[Records]
--
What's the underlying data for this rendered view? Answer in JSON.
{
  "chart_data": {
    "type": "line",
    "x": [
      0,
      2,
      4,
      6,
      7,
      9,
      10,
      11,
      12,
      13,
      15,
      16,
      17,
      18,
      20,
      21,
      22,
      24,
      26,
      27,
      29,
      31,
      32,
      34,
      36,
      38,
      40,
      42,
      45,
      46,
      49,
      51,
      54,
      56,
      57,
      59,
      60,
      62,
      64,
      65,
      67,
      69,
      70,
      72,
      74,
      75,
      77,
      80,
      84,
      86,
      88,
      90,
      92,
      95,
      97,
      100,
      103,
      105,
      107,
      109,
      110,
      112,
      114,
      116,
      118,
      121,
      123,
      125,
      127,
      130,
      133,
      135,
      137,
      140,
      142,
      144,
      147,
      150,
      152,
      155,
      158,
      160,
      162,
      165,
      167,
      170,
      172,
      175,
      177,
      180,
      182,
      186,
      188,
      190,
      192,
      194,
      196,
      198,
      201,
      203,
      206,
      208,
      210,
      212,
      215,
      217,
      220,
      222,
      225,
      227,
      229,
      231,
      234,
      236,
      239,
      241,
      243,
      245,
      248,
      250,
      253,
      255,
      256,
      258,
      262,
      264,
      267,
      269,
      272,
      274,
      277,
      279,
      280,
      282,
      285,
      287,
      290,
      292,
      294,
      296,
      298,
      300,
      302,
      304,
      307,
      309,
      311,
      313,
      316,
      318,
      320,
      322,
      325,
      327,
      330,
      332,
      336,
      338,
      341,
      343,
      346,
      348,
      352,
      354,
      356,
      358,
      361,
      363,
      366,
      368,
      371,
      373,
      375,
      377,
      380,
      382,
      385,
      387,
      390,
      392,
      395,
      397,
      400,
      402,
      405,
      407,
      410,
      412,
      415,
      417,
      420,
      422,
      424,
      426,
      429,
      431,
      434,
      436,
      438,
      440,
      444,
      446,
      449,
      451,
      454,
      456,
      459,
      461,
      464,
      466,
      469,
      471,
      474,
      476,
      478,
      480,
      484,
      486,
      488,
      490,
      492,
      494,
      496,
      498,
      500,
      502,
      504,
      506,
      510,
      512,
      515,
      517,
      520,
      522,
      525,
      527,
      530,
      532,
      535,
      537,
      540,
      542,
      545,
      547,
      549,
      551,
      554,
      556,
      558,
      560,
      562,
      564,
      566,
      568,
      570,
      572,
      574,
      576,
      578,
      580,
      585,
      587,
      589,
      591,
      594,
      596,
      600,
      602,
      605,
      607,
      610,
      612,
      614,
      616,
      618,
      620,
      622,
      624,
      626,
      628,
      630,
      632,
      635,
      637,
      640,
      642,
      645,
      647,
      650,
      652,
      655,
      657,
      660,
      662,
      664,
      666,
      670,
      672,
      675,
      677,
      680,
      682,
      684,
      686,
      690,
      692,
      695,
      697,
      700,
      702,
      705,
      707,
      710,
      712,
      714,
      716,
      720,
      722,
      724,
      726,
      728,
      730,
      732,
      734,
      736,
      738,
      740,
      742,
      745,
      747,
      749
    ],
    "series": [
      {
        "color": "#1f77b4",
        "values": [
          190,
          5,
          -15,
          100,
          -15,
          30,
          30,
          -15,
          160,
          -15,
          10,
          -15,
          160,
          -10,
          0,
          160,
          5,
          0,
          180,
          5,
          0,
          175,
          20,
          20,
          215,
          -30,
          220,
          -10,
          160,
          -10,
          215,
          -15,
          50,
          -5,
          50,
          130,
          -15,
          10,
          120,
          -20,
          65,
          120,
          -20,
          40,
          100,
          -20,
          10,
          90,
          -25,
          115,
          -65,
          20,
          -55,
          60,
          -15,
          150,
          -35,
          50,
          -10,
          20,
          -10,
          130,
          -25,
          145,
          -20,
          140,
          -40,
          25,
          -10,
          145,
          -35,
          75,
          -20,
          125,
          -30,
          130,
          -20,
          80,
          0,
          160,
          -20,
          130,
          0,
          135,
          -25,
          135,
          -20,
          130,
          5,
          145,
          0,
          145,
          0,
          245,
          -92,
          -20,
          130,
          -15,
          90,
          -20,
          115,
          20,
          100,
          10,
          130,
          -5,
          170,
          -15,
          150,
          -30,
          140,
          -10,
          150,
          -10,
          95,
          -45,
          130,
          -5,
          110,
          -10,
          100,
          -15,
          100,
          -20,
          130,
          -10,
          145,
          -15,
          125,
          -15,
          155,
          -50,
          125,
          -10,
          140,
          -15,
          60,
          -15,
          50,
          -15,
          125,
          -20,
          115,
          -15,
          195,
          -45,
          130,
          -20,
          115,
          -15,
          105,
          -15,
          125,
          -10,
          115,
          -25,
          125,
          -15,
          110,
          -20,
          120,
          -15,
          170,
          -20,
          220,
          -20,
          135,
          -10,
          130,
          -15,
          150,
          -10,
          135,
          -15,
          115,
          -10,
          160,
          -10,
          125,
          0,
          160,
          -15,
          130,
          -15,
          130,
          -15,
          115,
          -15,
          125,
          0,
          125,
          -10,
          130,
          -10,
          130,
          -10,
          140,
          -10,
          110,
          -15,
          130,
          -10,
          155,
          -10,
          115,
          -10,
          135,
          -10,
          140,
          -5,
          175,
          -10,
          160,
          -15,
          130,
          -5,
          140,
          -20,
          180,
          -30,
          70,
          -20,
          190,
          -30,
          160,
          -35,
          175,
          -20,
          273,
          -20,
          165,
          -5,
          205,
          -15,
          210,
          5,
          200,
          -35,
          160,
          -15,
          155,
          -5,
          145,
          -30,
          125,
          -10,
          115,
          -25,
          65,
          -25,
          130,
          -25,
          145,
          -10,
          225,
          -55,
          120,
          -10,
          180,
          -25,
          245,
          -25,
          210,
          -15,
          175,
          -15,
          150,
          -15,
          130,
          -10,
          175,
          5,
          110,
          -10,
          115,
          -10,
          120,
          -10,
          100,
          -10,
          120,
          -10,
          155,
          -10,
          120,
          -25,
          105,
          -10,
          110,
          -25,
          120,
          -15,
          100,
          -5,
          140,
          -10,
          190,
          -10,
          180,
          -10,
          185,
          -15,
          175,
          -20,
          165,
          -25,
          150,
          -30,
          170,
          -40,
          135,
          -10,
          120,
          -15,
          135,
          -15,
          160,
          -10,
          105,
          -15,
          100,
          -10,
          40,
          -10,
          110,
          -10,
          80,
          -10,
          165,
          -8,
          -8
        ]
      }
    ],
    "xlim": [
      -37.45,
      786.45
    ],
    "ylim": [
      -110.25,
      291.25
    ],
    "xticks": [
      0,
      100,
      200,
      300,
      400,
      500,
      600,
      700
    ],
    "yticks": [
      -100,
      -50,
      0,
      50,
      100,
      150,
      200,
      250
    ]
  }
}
--
Your task is to repeat the data exactly, with nothing left out.

What's the underlying data for this rendered view? Answer in JSON.
{
  "chart_data": {
    "type": "line",
    "x": [
      0,
      2,
      4,
      6,
      7,
      9,
      10,
      11,
      12,
      13,
      15,
      16,
      17,
      18,
      20,
      21,
      22,
      24,
      26,
      27,
      29,
      31,
      32,
      34,
      36,
      38,
      40,
      42,
      45,
      46,
      49,
      51,
      54,
      56,
      57,
      59,
      60,
      62,
      64,
      65,
      67,
      69,
      70,
      72,
      74,
      75,
      77,
      80,
      84,
      86,
      88,
      90,
      92,
      95,
      97,
      100,
      103,
      105,
      107,
      109,
      110,
      112,
      114,
      116,
      118,
      121,
      123,
      125,
      127,
      130,
      133,
      135,
      137,
      140,
      142,
      144,
      147,
      150,
      152,
      155,
      158,
      160,
      162,
      165,
      167,
      170,
      172,
      175,
      177,
      180,
      182,
      186,
      188,
      190,
      192,
      194,
      196,
      198,
      201,
      203,
      206,
      208,
      210,
      212,
      215,
      217,
      220,
      222,
      225,
      227,
      229,
      231,
      234,
      236,
      239,
      241,
      243,
      245,
      248,
      250,
      253,
      255,
      256,
      258,
      262,
      264,
      267,
      269,
      272,
      274,
      277,
      279,
      280,
      282,
      285,
      287,
      290,
      292,
      294,
      296,
      298,
      300,
      302,
      304,
      307,
      309,
      311,
      313,
      316,
      318,
      320,
      322,
      325,
      327,
      330,
      332,
      336,
      338,
      341,
      343,
      346,
      348,
      352,
      354,
      356,
      358,
      361,
      363,
      366,
      368,
      371,
      373,
      375,
      377,
      380,
      382,
      385,
      387,
      390,
      392,
      395,
      397,
      400,
      402,
      405,
      407,
      410,
      412,
      415,
      417,
      420,
      422,
      424,
      426,
      429,
      431,
      434,
      436,
      438,
      440,
      444,
      446,
      449,
      451,
      454,
      456,
      459,
      461,
      464,
      466,
      469,
      471,
      474,
      476,
      478,
      480,
      484,
      486,
      488,
      490,
      492,
      494,
      496,
      498,
      500,
      502,
      504,
      506,
      510,
      512,
      515,
      517,
      520,
      522,
      525,
      527,
      530,
      532,
      535,
      537,
      540,
      542,
      545,
      547,
      549,
      551,
      554,
      556,
      558,
      560,
      562,
      564,
      566,
      568,
      570,
      572,
      574,
      576,
      578,
      580,
      585,
      587,
      589,
      591,
      594,
      596,
      600,
      602,
      605,
      607,
      610,
      612,
      614,
      616,
      618,
      620,
      622,
      624,
      626,
      628,
      630,
      632,
      635,
      637,
      640,
      642,
      645,
      647,
      650,
      652,
      655,
      657,
      660,
      662,
      664,
      666,
      670,
      672,
      675,
      677,
      680,
      682,
      684,
      686,
      690,
      692,
      695,
      697,
      700,
      702,
      705,
      707,
      710,
      712,
      714,
      716,
      720,
      722,
      724,
      726,
      728,
      730,
      732,
      734,
      736,
      738,
      740,
      742,
      745,
      747,
      749
    ],
    "series": [
      {
        "color": "#1f77b4",
        "values": [
          190,
          5,
          -15,
          100,
          -15,
          30,
          30,
          -15,
          160,
          -15,
          10,
          -15,
          160,
          -10,
          0,
          160,
          5,
          0,
          180,
          5,
          0,
          175,
          20,
          20,
          215,
          -30,
          220,
          -10,
          160,
          -10,
          215,
          -15,
          50,
          -5,
          50,
          130,
          -15,
          10,
          120,
          -20,
          65,
          120,
          -20,
          40,
          100,
          -20,
          10,
          90,
          -25,
          115,
          -65,
          20,
          -55,
          60,
          -15,
          150,
          -35,
          50,
          -10,
          20,
          -10,
          130,
          -25,
          145,
          -20,
          140,
          -40,
          25,
          -10,
          145,
          -35,
          75,
          -20,
          125,
          -30,
          130,
          -20,
          80,
          0,
          160,
          -20,
          130,
          0,
          135,
          -25,
          135,
          -20,
          130,
          5,
          145,
          0,
          145,
          0,
          245,
          -92,
          -20,
          130,
          -15,
          90,
          -20,
          115,
          20,
          100,
          10,
          130,
          -5,
          170,
          -15,
          150,
          -30,
          140,
          -10,
          150,
          -10,
          95,
          -45,
          130,
          -5,
          110,
          -10,
          100,
          -15,
          100,
          -20,
          130,
          -10,
          145,
          -15,
          125,
          -15,
          155,
          -50,
          125,
          -10,
          140,
          -15,
          60,
          -15,
          50,
          -15,
          125,
          -20,
          115,
          -15,
          195,
          -45,
          130,
          -20,
          115,
          -15,
          105,
          -15,
          125,
          -10,
          115,
          -25,
          125,
          -15,
          110,
          -20,
          120,
          -15,
          170,
          -20,
          220,
          -20,
          135,
          -10,
          130,
          -15,
          150,
          -10,
          135,
          -15,
          115,
          -10,
          160,
          -10,
          125,
          0,
          160,
          -15,
          130,
          -15,
          130,
          -15,
          115,
          -15,
          125,
          0,
          125,
          -10,
          130,
          -10,
          130,
          -10,
          140,
          -10,
          110,
          -15,
          130,
          -10,
          155,
          -10,
          115,
          -10,
          135,
          -10,
          140,
          -5,
          175,
          -10,
          160,
          -15,
          130,
          -5,
          140,
          -20,
          180,
          -30,
          70,
          -20,
          190,
          -30,
          160,
          -35,
          175,
          -20,
          273,
          -20,
          165,
          -5,
          205,
          -15,
          210,
          5,
          200,
          -35,
          160,
          -15,
          155,
          -5,
          145,
          -30,
          125,
          -10,
          115,
          -25,
          65,
          -25,
          130,
          -25,
          145,
          -10,
          225,
          -55,
          120,
          -10,
          180,
          -25,
          245,
          -25,
          210,
          -15,
          175,
          -15,
          150,
          -15,
          130,
          -10,
          175,
          5,
          110,
          -10,
          115,
          -10,
          120,
          -10,
          100,
          -10,
          120,
          -10,
          155,
          -10,
          120,
          -25,
          105,
          -10,
          110,
          -25,
          120,
          -15,
          100,
          -5,
          140,
          -10,
          190,
          -10,
          180,
          -10,
          185,
          -15,
          175,
          -20,
          165,
          -25,
          150,
          -30,
          170,
          -40,
          135,
          -10,
          120,
          -15,
          135,
          -15,
          160,
          -10,
          105,
          -15,
          100,
          -10,
          40,
          -10,
          110,
          -10,
          80,
          -10,
          165,
          -8,
          -8
        ]
      }
    ],
    "xlim": [
      -37.45,
      786.45
    ],
    "ylim": [
      -110.25,
      291.25
    ],
    "xticks": [
      0,
      100,
      200,
      300,
      400,
      500,
      600,
      700
    ],
    "yticks": [
      -100,
      -50,
      0,
      50,
      100,
      150,
      200,
      250
    ]
  }
}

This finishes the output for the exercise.